__TASK DESCRIPTION__.
Copy the data below word for word, starting with the line that contains "menu-insert[interactable]: 插入(I) xyxy=(362,9,402,28)" and continuing through the line that contains "spinner-icon[interactable]: ▲ ▼ xyxy=(205,700,211,724)", with both of those lines included.

(Spatial layout data)
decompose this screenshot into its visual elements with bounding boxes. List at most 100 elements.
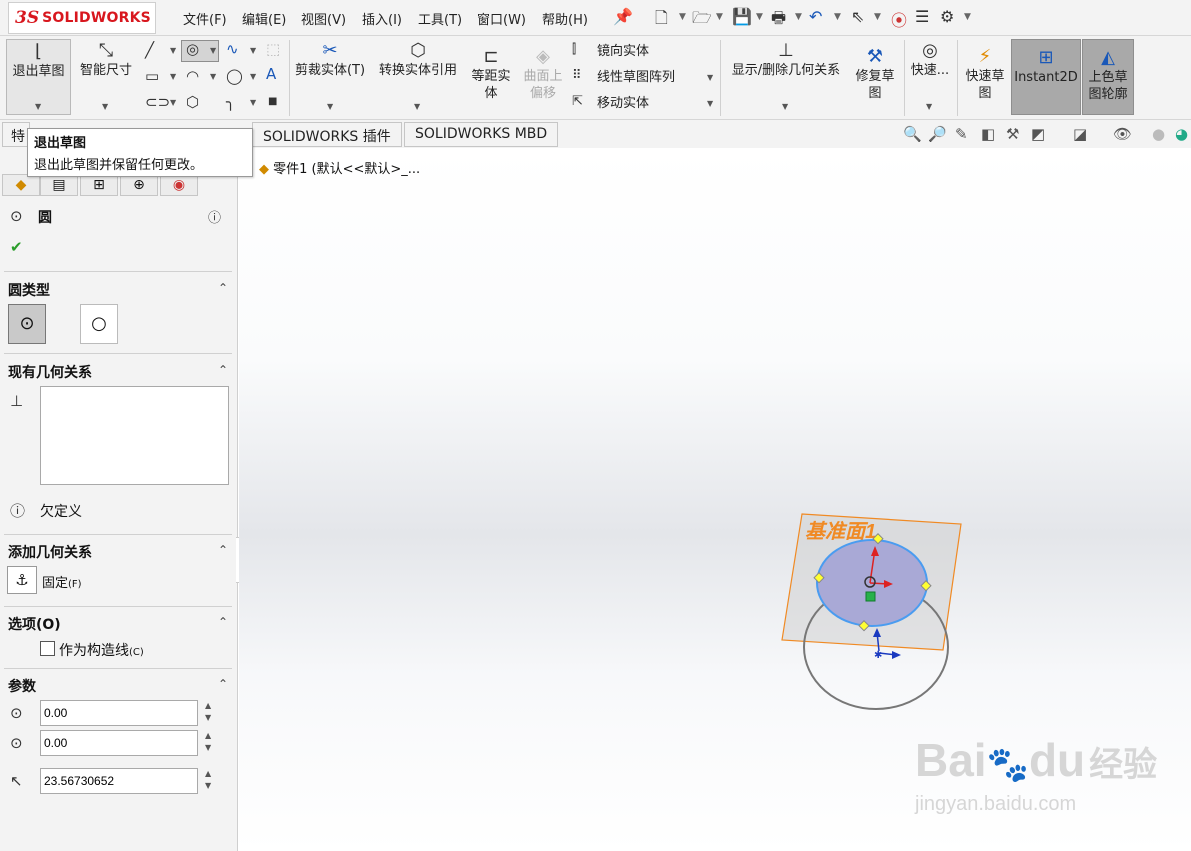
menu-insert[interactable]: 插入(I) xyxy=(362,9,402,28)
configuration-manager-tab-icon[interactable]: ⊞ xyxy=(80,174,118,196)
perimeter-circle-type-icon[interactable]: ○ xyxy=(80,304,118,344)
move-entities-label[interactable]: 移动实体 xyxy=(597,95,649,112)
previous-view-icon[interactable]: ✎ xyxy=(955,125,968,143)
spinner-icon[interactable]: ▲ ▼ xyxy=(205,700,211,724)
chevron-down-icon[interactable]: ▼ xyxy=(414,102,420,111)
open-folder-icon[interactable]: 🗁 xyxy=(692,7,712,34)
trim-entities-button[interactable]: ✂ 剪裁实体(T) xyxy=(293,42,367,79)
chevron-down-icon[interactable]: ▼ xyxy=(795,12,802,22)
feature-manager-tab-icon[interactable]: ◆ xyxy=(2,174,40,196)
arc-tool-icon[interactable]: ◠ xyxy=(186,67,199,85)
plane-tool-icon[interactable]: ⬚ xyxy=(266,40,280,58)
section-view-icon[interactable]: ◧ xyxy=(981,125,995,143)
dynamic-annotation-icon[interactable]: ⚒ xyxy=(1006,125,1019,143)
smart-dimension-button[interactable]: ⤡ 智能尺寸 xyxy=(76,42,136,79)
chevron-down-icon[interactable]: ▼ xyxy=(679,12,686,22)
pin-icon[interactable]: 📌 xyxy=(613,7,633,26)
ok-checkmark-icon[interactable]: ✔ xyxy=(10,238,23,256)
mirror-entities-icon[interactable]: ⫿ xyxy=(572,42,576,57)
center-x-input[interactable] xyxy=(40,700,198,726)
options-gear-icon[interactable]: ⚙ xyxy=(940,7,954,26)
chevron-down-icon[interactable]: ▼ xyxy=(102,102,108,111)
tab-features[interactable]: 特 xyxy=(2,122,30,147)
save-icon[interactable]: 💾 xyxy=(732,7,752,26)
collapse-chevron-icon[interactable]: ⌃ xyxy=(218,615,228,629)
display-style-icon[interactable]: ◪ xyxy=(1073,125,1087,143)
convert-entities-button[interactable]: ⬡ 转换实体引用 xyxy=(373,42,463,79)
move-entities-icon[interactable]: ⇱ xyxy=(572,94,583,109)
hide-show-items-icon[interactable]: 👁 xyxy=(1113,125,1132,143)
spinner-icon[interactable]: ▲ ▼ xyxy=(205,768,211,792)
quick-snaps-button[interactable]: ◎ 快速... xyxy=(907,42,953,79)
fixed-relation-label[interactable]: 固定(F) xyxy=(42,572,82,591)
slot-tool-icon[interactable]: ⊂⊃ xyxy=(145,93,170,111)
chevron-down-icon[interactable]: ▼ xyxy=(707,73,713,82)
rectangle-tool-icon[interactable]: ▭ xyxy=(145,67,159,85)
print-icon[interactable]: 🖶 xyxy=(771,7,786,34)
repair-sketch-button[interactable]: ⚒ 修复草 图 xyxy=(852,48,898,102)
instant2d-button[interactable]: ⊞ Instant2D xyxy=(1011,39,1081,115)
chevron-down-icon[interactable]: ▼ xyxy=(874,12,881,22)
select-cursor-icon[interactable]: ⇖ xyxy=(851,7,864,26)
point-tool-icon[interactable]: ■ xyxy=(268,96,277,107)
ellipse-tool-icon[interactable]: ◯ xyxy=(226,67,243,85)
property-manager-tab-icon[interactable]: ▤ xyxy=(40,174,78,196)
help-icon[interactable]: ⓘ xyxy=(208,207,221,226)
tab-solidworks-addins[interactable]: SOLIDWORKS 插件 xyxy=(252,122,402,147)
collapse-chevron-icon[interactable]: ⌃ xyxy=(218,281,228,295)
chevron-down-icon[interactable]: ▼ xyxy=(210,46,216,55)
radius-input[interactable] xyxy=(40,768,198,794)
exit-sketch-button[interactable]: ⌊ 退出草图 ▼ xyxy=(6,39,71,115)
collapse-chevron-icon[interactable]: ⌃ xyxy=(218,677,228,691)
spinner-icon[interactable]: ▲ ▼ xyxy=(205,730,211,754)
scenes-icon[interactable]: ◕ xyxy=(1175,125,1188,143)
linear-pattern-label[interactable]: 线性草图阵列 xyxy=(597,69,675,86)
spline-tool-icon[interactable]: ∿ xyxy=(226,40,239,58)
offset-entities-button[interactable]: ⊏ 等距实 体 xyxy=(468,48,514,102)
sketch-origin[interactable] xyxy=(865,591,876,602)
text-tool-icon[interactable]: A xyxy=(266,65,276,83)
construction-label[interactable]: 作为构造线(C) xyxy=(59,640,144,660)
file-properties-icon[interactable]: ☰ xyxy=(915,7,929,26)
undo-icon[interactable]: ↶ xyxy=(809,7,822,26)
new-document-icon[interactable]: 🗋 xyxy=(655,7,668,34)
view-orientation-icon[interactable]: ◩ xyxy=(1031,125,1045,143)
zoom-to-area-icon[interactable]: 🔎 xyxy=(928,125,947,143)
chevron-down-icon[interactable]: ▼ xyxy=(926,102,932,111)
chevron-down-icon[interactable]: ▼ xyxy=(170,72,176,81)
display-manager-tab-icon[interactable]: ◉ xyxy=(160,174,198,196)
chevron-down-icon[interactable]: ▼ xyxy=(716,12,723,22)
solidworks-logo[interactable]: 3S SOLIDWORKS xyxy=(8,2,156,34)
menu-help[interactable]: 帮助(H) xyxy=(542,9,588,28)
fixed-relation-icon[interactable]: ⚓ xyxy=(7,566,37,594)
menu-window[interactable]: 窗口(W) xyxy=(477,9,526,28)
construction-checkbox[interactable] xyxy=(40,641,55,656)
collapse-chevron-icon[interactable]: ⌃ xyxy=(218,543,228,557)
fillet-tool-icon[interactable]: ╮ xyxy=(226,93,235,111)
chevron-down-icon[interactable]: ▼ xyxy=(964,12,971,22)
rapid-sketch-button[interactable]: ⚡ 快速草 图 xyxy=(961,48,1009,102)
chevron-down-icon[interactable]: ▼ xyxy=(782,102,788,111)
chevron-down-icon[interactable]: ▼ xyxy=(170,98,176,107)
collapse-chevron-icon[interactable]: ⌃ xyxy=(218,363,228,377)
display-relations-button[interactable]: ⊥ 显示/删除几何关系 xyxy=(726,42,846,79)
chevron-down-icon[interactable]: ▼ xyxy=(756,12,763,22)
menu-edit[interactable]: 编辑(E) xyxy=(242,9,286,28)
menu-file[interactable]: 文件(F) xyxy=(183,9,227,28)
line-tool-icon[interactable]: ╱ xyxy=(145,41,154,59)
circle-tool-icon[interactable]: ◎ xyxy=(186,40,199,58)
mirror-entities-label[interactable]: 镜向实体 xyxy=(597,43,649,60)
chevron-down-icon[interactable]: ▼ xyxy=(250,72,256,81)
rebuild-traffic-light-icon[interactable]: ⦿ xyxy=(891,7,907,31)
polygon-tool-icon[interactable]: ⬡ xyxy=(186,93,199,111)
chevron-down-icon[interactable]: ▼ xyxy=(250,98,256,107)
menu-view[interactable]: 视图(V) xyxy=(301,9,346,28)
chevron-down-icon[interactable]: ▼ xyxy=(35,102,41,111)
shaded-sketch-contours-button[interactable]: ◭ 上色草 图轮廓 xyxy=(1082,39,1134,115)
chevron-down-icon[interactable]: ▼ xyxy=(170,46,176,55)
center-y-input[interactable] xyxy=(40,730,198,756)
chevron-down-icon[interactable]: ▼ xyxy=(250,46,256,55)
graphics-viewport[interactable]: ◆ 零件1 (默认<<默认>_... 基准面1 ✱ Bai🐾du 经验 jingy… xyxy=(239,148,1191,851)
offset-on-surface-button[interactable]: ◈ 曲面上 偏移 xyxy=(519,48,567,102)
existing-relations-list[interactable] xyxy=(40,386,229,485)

__WRITTEN SOLUTION__.
menu-insert[interactable]: 插入(I) xyxy=(362,9,402,28)
configuration-manager-tab-icon[interactable]: ⊞ xyxy=(80,174,118,196)
perimeter-circle-type-icon[interactable]: ○ xyxy=(80,304,118,344)
move-entities-label[interactable]: 移动实体 xyxy=(597,95,649,112)
previous-view-icon[interactable]: ✎ xyxy=(955,125,968,143)
spinner-icon[interactable]: ▲ ▼ xyxy=(205,700,211,724)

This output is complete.